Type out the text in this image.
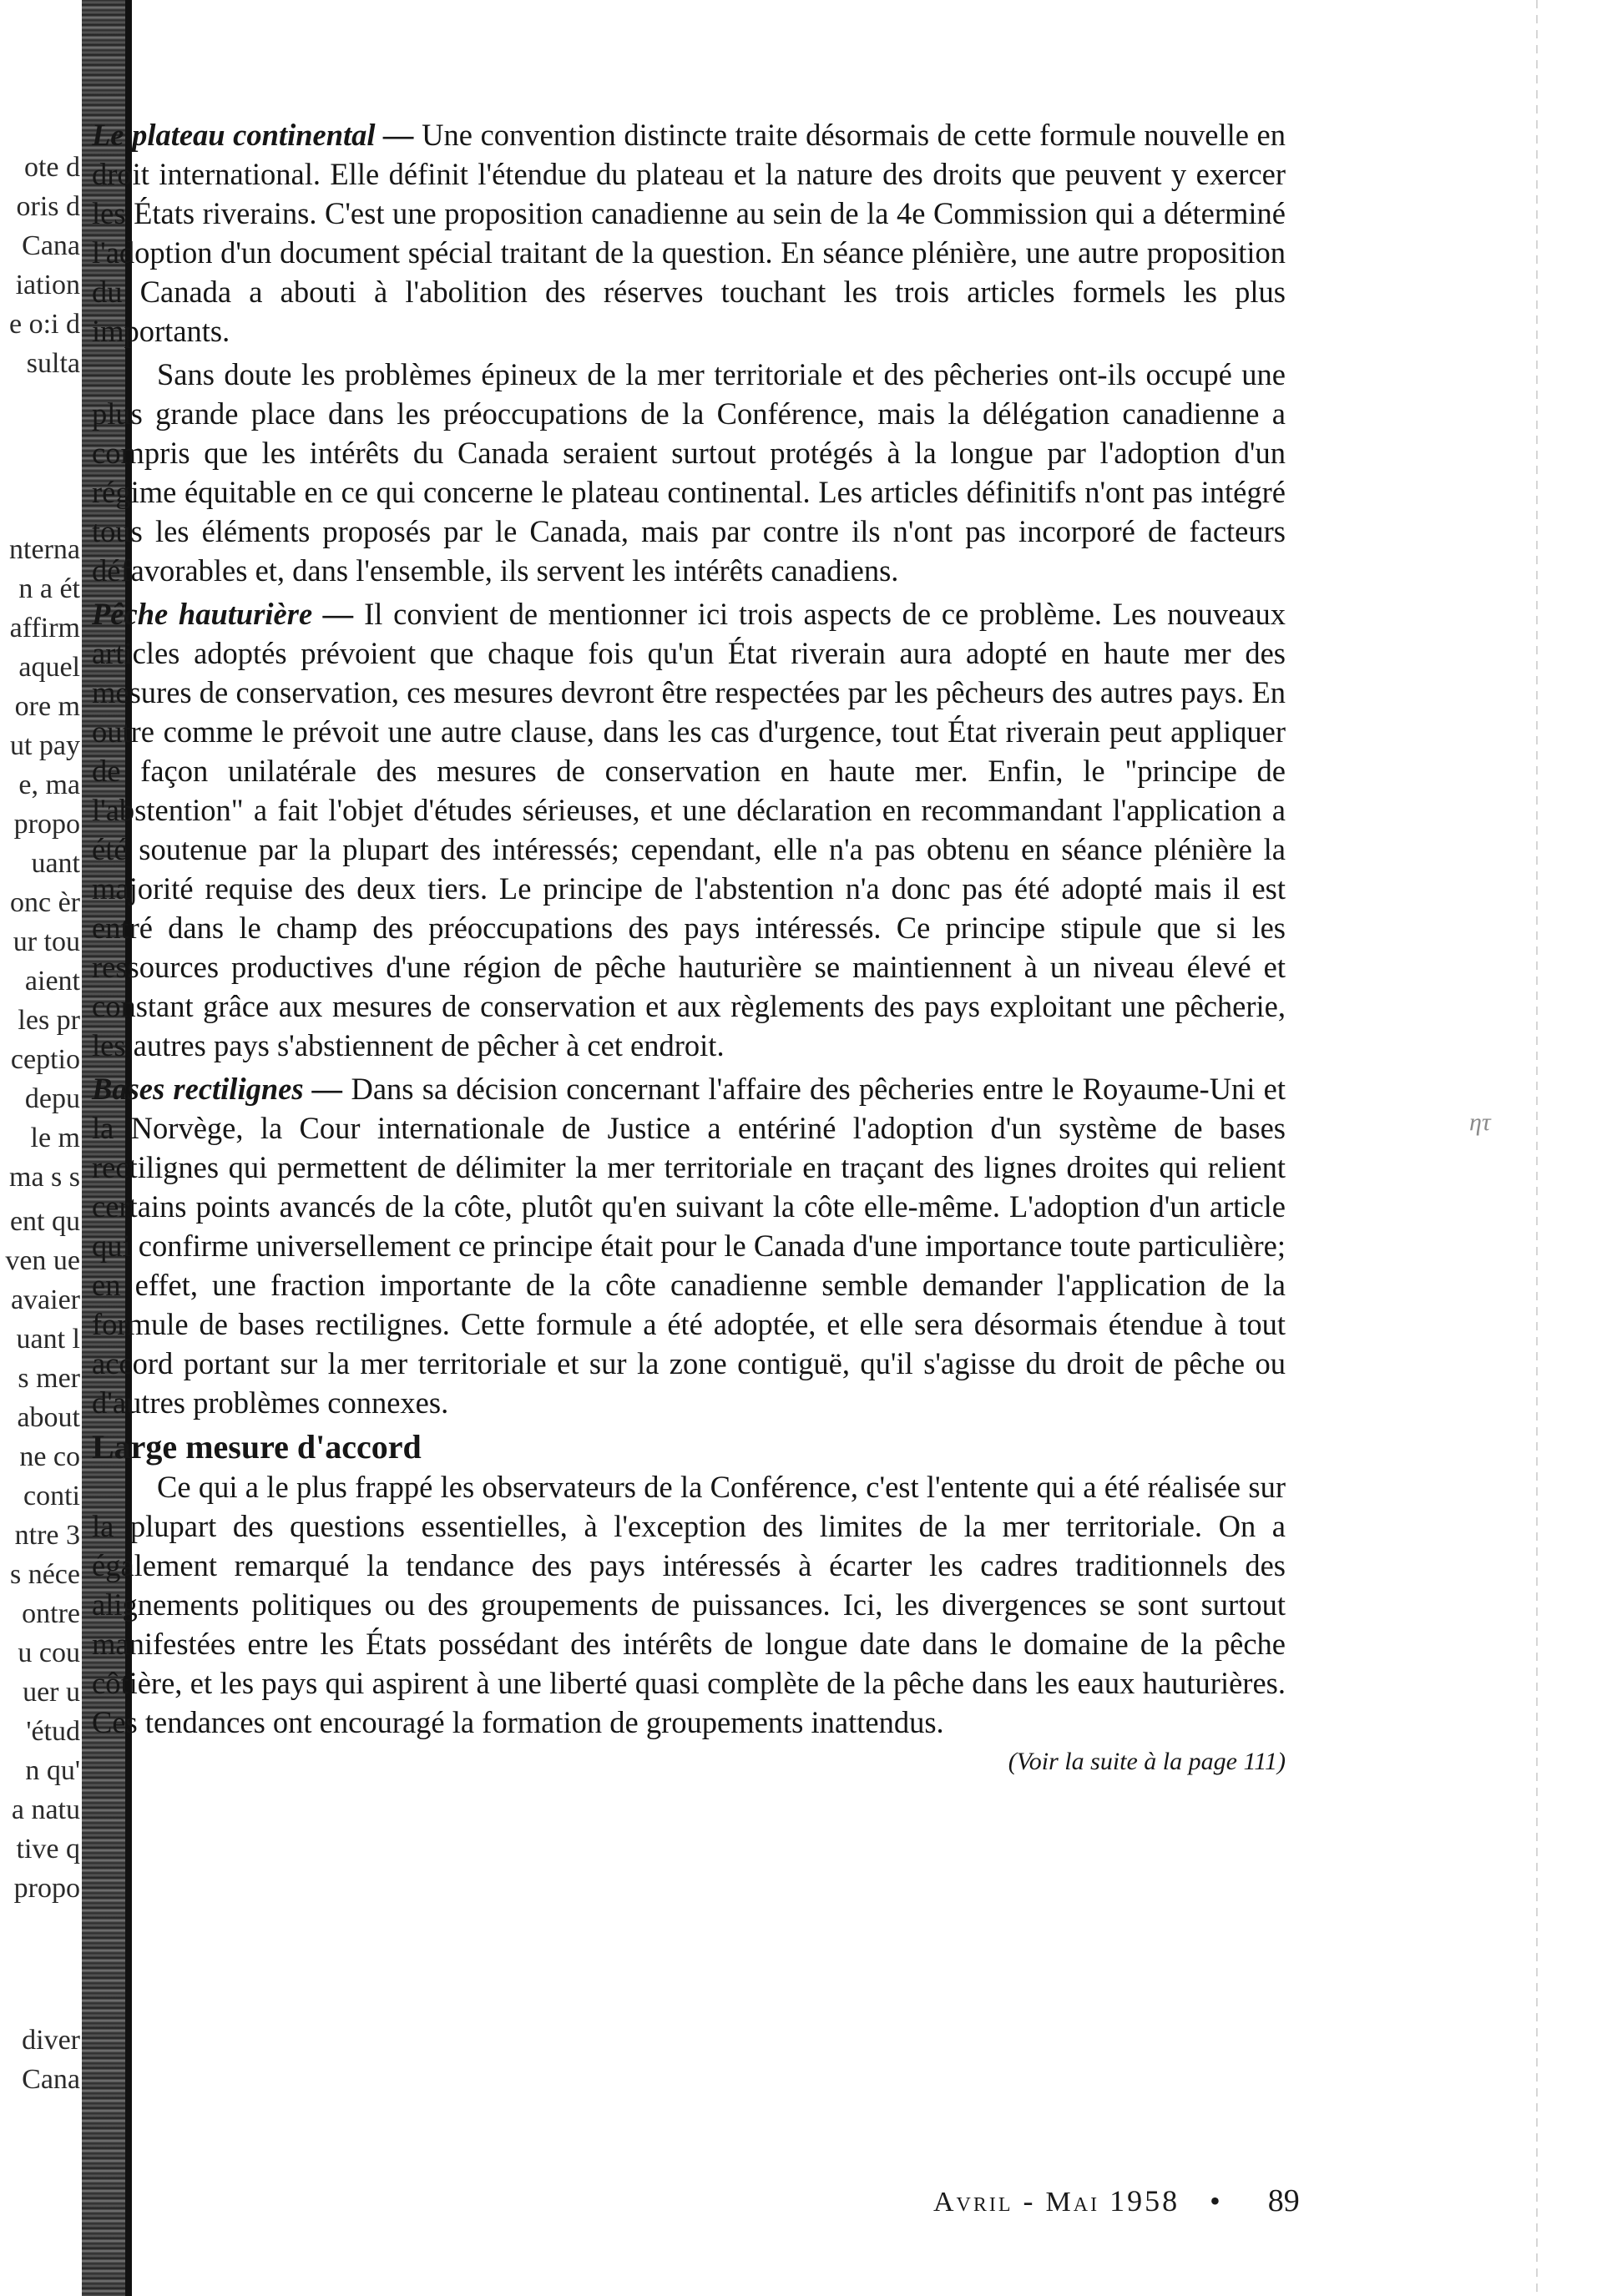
ote d
oris d
Cana
iation
e o:i d
sulta
nterna
n a ét
affirm
aquel
ore m
ut pay
e, ma
propo
uant
onc èr
ur tou
aient
les pr
ceptio
depu
le m
ma s s
ent qu
ven ue
avaier
uant l
s mer
about
ne co
conti
ntre 3
s néce
ontre
u cou
uer u
'étud
n qu'
a natu
tive q
propo
diver
Cana

Le plateau continental — Une convention distincte traite désormais de cette formule nouvelle en droit international. Elle définit l'étendue du plateau et la nature des droits que peuvent y exercer les États riverains. C'est une proposition canadienne au sein de la 4e Commission qui a déterminé l'adoption d'un document spécial traitant de la question. En séance plénière, une autre proposition du Canada a abouti à l'abolition des réserves touchant les trois articles formels les plus importants.

Sans doute les problèmes épineux de la mer territoriale et des pêcheries ont-ils occupé une plus grande place dans les préoccupations de la Conférence, mais la délégation canadienne a compris que les intérêts du Canada seraient surtout protégés à la longue par l'adoption d'un régime équitable en ce qui concerne le plateau continental. Les articles définitifs n'ont pas intégré tous les éléments proposés par le Canada, mais par contre ils n'ont pas incorporé de facteurs défavorables et, dans l'ensemble, ils servent les intérêts canadiens.

Pêche hauturière — Il convient de mentionner ici trois aspects de ce problème. Les nouveaux articles adoptés prévoient que chaque fois qu'un État riverain aura adopté en haute mer des mesures de conservation, ces mesures devront être respectées par les pêcheurs des autres pays. En outre comme le prévoit une autre clause, dans les cas d'urgence, tout État riverain peut appliquer de façon unilatérale des mesures de conservation en haute mer. Enfin, le "principe de l'abstention" a fait l'objet d'études sérieuses, et une déclaration en recommandant l'application a été soutenue par la plupart des intéressés; cependant, elle n'a pas obtenu en séance plénière la majorité requise des deux tiers. Le principe de l'abstention n'a donc pas été adopté mais il est entré dans le champ des préoccupations des pays intéressés. Ce principe stipule que si les ressources productives d'une région de pêche hauturière se maintiennent à un niveau élevé et constant grâce aux mesures de conservation et aux règlements des pays exploitant une pêcherie, les autres pays s'abstiennent de pêcher à cet endroit.

Bases rectilignes — Dans sa décision concernant l'affaire des pêcheries entre le Royaume-Uni et la Norvège, la Cour internationale de Justice a entériné l'adoption d'un système de bases rectilignes qui permettent de délimiter la mer territoriale en traçant des lignes droites qui relient certains points avancés de la côte, plutôt qu'en suivant la côte elle-même. L'adoption d'un article qui confirme universellement ce principe était pour le Canada d'une importance toute particulière; en effet, une fraction importante de la côte canadienne semble demander l'application de la formule de bases rectilignes. Cette formule a été adoptée, et elle sera désormais étendue à tout accord portant sur la mer territoriale et sur la zone contiguë, qu'il s'agisse du droit de pêche ou d'autres problèmes connexes.

Large mesure d'accord

Ce qui a le plus frappé les observateurs de la Conférence, c'est l'entente qui a été réalisée sur la plupart des questions essentielles, à l'exception des limites de la mer territoriale. On a également remarqué la tendance des pays intéressés à écarter les cadres traditionnels des alignements politiques ou des groupements de puissances. Ici, les divergences se sont surtout manifestées entre les États possédant des intérêts de longue date dans le domaine de la pêche côtière, et les pays qui aspirent à une liberté quasi complète de la pêche dans les eaux hauturières. Ces tendances ont encouragé la formation de groupements inattendus.

(Voir la suite à la page 111)

Avril - Mai 1958 • 89
ητ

## Exercise details:
Write out every line above exactly as it is, leaving out the pictures.

## Complete response:
Type out the text in this image.
ote d
oris d
Cana
iation
e o:i d
sulta
nterna
n a ét
affirm
aquel
ore m
ut pay
e, ma
propo
uant
onc èr
ur tou
aient
les pr
ceptio
depu
le m
ma s s
ent qu
ven ue
avaier
uant l
s mer
about
ne co
conti
ntre 3
s néce
ontre
u cou
uer u
'étud
n qu'
a natu
tive q
propo
diver
Cana

Le plateau continental — Une convention distincte traite désormais de cette formule nouvelle en droit international. Elle définit l'étendue du plateau et la nature des droits que peuvent y exercer les États riverains. C'est une proposition canadienne au sein de la 4e Commission qui a déterminé l'adoption d'un document spécial traitant de la question. En séance plénière, une autre proposition du Canada a abouti à l'abolition des réserves touchant les trois articles formels les plus importants.

Sans doute les problèmes épineux de la mer territoriale et des pêcheries ont-ils occupé une plus grande place dans les préoccupations de la Conférence, mais la délégation canadienne a compris que les intérêts du Canada seraient surtout protégés à la longue par l'adoption d'un régime équitable en ce qui concerne le plateau continental. Les articles définitifs n'ont pas intégré tous les éléments proposés par le Canada, mais par contre ils n'ont pas incorporé de facteurs défavorables et, dans l'ensemble, ils servent les intérêts canadiens.

Pêche hauturière — Il convient de mentionner ici trois aspects de ce problème. Les nouveaux articles adoptés prévoient que chaque fois qu'un État riverain aura adopté en haute mer des mesures de conservation, ces mesures devront être respectées par les pêcheurs des autres pays. En outre comme le prévoit une autre clause, dans les cas d'urgence, tout État riverain peut appliquer de façon unilatérale des mesures de conservation en haute mer. Enfin, le "principe de l'abstention" a fait l'objet d'études sérieuses, et une déclaration en recommandant l'application a été soutenue par la plupart des intéressés; cependant, elle n'a pas obtenu en séance plénière la majorité requise des deux tiers. Le principe de l'abstention n'a donc pas été adopté mais il est entré dans le champ des préoccupations des pays intéressés. Ce principe stipule que si les ressources productives d'une région de pêche hauturière se maintiennent à un niveau élevé et constant grâce aux mesures de conservation et aux règlements des pays exploitant une pêcherie, les autres pays s'abstiennent de pêcher à cet endroit.

Bases rectilignes — Dans sa décision concernant l'affaire des pêcheries entre le Royaume-Uni et la Norvège, la Cour internationale de Justice a entériné l'adoption d'un système de bases rectilignes qui permettent de délimiter la mer territoriale en traçant des lignes droites qui relient certains points avancés de la côte, plutôt qu'en suivant la côte elle-même. L'adoption d'un article qui confirme universellement ce principe était pour le Canada d'une importance toute particulière; en effet, une fraction importante de la côte canadienne semble demander l'application de la formule de bases rectilignes. Cette formule a été adoptée, et elle sera désormais étendue à tout accord portant sur la mer territoriale et sur la zone contiguë, qu'il s'agisse du droit de pêche ou d'autres problèmes connexes.

Large mesure d'accord

Ce qui a le plus frappé les observateurs de la Conférence, c'est l'entente qui a été réalisée sur la plupart des questions essentielles, à l'exception des limites de la mer territoriale. On a également remarqué la tendance des pays intéressés à écarter les cadres traditionnels des alignements politiques ou des groupements de puissances. Ici, les divergences se sont surtout manifestées entre les États possédant des intérêts de longue date dans le domaine de la pêche côtière, et les pays qui aspirent à une liberté quasi complète de la pêche dans les eaux hauturières. Ces tendances ont encouragé la formation de groupements inattendus.

(Voir la suite à la page 111)

Avril - Mai 1958 • 89
ητ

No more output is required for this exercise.